### DESCRIPTION OF THE TASK
In the source text, why are metamaterials relatively independent from the properties of their components? Answer in one to three sentences.

### SOURCE TEXT

Modern optical devices require constant tuning of their light interaction settings. For that purpose, there exist various mechanical apparatuses that shift lenses, rotate reflectors, and move emitters. An international research team that includes staff members of ITMO University and the University of Exeter have proposed a new metamaterial capable of changing its optical properties without any mechanical input. This development could result in a significant improvement in the reliability of complex optical devices while making them cheaper to manufacture. The study was featured on the cover of the May 2020 issue of Optica.

The rapid development of physics and materials science in the past decades has brought humanity a wide selection of materials. Now, those who design complex devices are less bound by the limitations of traditional materials such as metals, wood, glass, or minerals. In this regard, the so-called metamaterials, which are studied at ITMO University among other places, open up incredible opportunities. Thanks to their complex periodical structure, they are relatively independent from the properties of their components. Such structures can be volumetric or flat - in the latter case, they are referred to as metasurfaces.

"Metasurfaces allow us to achieve many interesting effects in the manipulation of light," says Ivan Sinev, a senior researcher at ITMO University's Department of Physics and Engineering. "But these metasurfaces have one issue: how they interact with light is decided right in the moment when we design their structure. When creating devices for practical use, we would like to be able to control these properties not only at the outset, but during use, as well."

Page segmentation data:
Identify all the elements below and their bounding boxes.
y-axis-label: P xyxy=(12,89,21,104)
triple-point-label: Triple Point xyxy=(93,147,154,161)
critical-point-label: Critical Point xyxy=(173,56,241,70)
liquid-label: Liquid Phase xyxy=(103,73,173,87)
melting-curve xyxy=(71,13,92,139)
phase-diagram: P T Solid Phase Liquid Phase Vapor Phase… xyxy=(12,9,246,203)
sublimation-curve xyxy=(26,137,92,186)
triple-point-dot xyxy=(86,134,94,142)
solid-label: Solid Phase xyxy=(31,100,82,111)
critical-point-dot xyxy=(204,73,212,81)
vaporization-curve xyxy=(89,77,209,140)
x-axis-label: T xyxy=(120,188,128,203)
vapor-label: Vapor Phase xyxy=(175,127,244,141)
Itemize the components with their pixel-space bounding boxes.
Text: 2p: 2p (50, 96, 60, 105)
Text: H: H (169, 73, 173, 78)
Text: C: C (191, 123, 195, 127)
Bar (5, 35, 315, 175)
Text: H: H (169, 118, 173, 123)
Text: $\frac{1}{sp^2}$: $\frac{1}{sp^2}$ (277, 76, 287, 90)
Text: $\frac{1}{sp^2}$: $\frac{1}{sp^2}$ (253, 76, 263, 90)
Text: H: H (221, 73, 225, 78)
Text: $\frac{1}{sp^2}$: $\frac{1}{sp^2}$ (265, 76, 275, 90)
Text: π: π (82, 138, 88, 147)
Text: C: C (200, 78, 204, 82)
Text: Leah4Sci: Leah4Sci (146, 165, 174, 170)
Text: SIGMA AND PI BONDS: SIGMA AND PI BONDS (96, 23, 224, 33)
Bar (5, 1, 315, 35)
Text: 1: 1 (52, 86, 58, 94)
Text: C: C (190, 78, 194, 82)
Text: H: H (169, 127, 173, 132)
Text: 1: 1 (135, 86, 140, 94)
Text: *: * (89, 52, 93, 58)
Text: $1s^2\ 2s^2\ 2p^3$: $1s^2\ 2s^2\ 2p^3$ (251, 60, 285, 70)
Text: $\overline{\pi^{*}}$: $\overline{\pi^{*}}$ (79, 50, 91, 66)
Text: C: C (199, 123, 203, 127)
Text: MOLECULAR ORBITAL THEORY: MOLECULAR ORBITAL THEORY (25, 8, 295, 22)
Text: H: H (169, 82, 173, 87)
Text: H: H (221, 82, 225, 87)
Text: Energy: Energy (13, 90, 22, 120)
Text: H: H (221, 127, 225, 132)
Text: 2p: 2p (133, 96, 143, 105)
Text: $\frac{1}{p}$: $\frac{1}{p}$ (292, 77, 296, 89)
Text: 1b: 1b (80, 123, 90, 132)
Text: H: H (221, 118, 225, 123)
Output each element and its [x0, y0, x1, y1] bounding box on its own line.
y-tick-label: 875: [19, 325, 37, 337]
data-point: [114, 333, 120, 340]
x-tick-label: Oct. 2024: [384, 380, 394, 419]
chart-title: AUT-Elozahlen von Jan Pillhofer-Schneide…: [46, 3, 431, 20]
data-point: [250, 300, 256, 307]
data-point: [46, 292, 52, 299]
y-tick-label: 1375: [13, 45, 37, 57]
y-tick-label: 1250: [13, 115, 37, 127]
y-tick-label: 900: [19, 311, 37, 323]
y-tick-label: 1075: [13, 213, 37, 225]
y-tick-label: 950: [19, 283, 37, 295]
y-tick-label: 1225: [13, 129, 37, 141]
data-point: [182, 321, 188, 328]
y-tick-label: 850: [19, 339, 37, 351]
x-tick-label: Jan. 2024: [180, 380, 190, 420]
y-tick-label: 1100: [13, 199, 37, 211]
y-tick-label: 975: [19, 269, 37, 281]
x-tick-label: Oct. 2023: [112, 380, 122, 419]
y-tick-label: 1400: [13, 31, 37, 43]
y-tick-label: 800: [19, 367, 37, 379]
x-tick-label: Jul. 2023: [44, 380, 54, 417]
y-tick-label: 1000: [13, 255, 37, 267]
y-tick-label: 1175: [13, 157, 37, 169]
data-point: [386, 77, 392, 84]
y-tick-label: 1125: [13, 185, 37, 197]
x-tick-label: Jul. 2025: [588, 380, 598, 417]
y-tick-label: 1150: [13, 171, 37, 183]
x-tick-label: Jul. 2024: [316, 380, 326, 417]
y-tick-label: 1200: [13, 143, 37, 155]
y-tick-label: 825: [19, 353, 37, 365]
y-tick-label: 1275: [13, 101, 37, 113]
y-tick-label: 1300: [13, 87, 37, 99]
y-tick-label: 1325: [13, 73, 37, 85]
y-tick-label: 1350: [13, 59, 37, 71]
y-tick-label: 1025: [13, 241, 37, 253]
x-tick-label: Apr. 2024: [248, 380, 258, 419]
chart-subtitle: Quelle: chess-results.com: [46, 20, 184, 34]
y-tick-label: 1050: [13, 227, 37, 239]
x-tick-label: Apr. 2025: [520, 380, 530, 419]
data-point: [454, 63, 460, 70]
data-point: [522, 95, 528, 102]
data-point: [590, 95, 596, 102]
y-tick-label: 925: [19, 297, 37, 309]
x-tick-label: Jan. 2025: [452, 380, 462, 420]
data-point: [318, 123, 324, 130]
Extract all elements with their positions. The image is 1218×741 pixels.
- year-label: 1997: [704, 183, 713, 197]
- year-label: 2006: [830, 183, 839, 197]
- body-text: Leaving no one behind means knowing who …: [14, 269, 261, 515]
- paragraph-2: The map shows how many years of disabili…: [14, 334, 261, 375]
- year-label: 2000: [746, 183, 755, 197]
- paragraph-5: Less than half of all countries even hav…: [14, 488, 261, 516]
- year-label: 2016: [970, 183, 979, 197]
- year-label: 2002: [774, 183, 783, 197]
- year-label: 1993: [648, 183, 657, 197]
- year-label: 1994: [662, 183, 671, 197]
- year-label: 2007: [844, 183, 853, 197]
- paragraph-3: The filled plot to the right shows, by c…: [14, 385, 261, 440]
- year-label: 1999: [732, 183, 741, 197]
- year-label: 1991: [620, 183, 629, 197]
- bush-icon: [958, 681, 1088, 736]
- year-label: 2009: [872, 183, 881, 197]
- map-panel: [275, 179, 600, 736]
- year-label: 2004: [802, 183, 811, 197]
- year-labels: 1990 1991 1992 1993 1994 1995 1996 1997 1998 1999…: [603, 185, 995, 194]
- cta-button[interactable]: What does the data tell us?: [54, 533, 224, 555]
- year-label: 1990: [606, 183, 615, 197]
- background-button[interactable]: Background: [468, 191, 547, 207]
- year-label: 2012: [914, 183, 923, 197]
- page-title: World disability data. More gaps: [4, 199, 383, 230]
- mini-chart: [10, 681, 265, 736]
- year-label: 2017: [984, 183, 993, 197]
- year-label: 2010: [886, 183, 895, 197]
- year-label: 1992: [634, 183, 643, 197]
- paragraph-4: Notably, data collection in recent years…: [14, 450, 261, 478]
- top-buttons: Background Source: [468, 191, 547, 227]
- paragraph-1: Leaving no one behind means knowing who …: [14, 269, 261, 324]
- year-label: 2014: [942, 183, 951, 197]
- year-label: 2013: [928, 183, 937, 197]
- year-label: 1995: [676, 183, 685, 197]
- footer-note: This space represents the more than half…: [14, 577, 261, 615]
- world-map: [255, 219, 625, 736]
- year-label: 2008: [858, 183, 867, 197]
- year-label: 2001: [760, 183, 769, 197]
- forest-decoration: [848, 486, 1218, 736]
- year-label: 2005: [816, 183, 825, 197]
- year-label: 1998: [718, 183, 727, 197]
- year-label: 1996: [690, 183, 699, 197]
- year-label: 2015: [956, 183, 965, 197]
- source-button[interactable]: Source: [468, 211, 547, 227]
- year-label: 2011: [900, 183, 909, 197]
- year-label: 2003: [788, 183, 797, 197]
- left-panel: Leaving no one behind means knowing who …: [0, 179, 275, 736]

### SOLUTION TO THIS TASK
Metamaterials are relatively independent from the properties of their components because of their complex periodical structure.